-- Your instructions --
Every entry must be duplicated precisely as written.

-- Record set --
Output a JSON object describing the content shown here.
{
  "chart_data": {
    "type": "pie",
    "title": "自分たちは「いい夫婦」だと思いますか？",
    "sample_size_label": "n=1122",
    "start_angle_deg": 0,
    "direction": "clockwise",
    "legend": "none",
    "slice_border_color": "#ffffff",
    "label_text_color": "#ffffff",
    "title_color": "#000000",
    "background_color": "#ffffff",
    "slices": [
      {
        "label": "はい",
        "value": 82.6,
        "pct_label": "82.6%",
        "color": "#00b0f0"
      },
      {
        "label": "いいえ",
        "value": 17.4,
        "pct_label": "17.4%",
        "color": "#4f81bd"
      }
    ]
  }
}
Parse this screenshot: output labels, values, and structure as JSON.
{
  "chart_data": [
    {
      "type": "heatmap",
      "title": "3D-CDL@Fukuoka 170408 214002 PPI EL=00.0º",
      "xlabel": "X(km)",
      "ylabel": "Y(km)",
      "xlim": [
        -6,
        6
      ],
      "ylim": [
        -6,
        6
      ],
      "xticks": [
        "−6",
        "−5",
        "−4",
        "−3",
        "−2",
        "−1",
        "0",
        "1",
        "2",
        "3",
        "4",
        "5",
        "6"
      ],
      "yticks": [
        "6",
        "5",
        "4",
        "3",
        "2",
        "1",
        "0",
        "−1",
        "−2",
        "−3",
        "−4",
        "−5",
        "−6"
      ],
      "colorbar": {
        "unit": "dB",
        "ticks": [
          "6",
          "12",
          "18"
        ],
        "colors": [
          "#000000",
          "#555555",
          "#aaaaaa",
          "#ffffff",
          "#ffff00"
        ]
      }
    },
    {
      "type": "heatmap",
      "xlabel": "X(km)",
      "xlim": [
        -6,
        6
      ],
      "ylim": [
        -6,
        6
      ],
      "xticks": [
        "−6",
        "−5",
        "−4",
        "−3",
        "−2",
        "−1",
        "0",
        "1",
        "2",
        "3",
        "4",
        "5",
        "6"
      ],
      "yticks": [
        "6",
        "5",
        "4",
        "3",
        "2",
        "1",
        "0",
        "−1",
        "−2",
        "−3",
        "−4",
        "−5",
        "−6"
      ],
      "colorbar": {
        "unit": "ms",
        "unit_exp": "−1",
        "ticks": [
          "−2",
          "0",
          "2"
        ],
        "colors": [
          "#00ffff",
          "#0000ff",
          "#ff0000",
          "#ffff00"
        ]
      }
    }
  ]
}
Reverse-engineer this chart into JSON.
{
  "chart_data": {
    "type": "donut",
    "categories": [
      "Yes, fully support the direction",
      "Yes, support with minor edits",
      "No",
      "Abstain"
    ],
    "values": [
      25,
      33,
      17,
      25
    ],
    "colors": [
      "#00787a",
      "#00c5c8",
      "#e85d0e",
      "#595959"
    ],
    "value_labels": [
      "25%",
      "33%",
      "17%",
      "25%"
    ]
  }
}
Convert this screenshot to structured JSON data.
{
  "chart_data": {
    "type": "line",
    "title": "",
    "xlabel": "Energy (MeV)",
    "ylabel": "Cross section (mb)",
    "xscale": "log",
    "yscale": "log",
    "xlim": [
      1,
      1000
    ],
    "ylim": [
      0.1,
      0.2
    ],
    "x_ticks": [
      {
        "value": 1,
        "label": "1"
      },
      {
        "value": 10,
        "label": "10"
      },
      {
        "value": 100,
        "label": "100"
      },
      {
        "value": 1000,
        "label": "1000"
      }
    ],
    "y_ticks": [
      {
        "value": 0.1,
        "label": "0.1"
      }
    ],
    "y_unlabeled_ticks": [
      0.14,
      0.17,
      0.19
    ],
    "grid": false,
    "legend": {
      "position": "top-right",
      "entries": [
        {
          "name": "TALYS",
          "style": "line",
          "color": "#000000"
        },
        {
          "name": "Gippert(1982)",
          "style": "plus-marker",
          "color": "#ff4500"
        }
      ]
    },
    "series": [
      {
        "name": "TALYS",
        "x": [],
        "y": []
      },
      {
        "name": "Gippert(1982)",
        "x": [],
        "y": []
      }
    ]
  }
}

-- Solution to the problem --
Output a JSON object describing the content shown here.
{
  "chart_data": {
    "type": "pie",
    "title": "自分たちは「いい夫婦」だと思いますか？",
    "sample_size_label": "n=1122",
    "start_angle_deg": 0,
    "direction": "clockwise",
    "legend": "none",
    "slice_border_color": "#ffffff",
    "label_text_color": "#ffffff",
    "title_color": "#000000",
    "background_color": "#ffffff",
    "slices": [
      {
        "label": "はい",
        "value": 82.6,
        "pct_label": "82.6%",
        "color": "#00b0f0"
      },
      {
        "label": "いいえ",
        "value": 17.4,
        "pct_label": "17.4%",
        "color": "#4f81bd"
      }
    ]
  }
}
Parse this screenshot: output labels, values, and structure as JSON.
{
  "chart_data": [
    {
      "type": "heatmap",
      "title": "3D-CDL@Fukuoka 170408 214002 PPI EL=00.0º",
      "xlabel": "X(km)",
      "ylabel": "Y(km)",
      "xlim": [
        -6,
        6
      ],
      "ylim": [
        -6,
        6
      ],
      "xticks": [
        "−6",
        "−5",
        "−4",
        "−3",
        "−2",
        "−1",
        "0",
        "1",
        "2",
        "3",
        "4",
        "5",
        "6"
      ],
      "yticks": [
        "6",
        "5",
        "4",
        "3",
        "2",
        "1",
        "0",
        "−1",
        "−2",
        "−3",
        "−4",
        "−5",
        "−6"
      ],
      "colorbar": {
        "unit": "dB",
        "ticks": [
          "6",
          "12",
          "18"
        ],
        "colors": [
          "#000000",
          "#555555",
          "#aaaaaa",
          "#ffffff",
          "#ffff00"
        ]
      }
    },
    {
      "type": "heatmap",
      "xlabel": "X(km)",
      "xlim": [
        -6,
        6
      ],
      "ylim": [
        -6,
        6
      ],
      "xticks": [
        "−6",
        "−5",
        "−4",
        "−3",
        "−2",
        "−1",
        "0",
        "1",
        "2",
        "3",
        "4",
        "5",
        "6"
      ],
      "yticks": [
        "6",
        "5",
        "4",
        "3",
        "2",
        "1",
        "0",
        "−1",
        "−2",
        "−3",
        "−4",
        "−5",
        "−6"
      ],
      "colorbar": {
        "unit": "ms",
        "unit_exp": "−1",
        "ticks": [
          "−2",
          "0",
          "2"
        ],
        "colors": [
          "#00ffff",
          "#0000ff",
          "#ff0000",
          "#ffff00"
        ]
      }
    }
  ]
}
Reverse-engineer this chart into JSON.
{
  "chart_data": {
    "type": "donut",
    "categories": [
      "Yes, fully support the direction",
      "Yes, support with minor edits",
      "No",
      "Abstain"
    ],
    "values": [
      25,
      33,
      17,
      25
    ],
    "colors": [
      "#00787a",
      "#00c5c8",
      "#e85d0e",
      "#595959"
    ],
    "value_labels": [
      "25%",
      "33%",
      "17%",
      "25%"
    ]
  }
}
Convert this screenshot to structured JSON data.
{
  "chart_data": {
    "type": "line",
    "title": "",
    "xlabel": "Energy (MeV)",
    "ylabel": "Cross section (mb)",
    "xscale": "log",
    "yscale": "log",
    "xlim": [
      1,
      1000
    ],
    "ylim": [
      0.1,
      0.2
    ],
    "x_ticks": [
      {
        "value": 1,
        "label": "1"
      },
      {
        "value": 10,
        "label": "10"
      },
      {
        "value": 100,
        "label": "100"
      },
      {
        "value": 1000,
        "label": "1000"
      }
    ],
    "y_ticks": [
      {
        "value": 0.1,
        "label": "0.1"
      }
    ],
    "y_unlabeled_ticks": [
      0.14,
      0.17,
      0.19
    ],
    "grid": false,
    "legend": {
      "position": "top-right",
      "entries": [
        {
          "name": "TALYS",
          "style": "line",
          "color": "#000000"
        },
        {
          "name": "Gippert(1982)",
          "style": "plus-marker",
          "color": "#ff4500"
        }
      ]
    },
    "series": [
      {
        "name": "TALYS",
        "x": [],
        "y": []
      },
      {
        "name": "Gippert(1982)",
        "x": [],
        "y": []
      }
    ]
  }
}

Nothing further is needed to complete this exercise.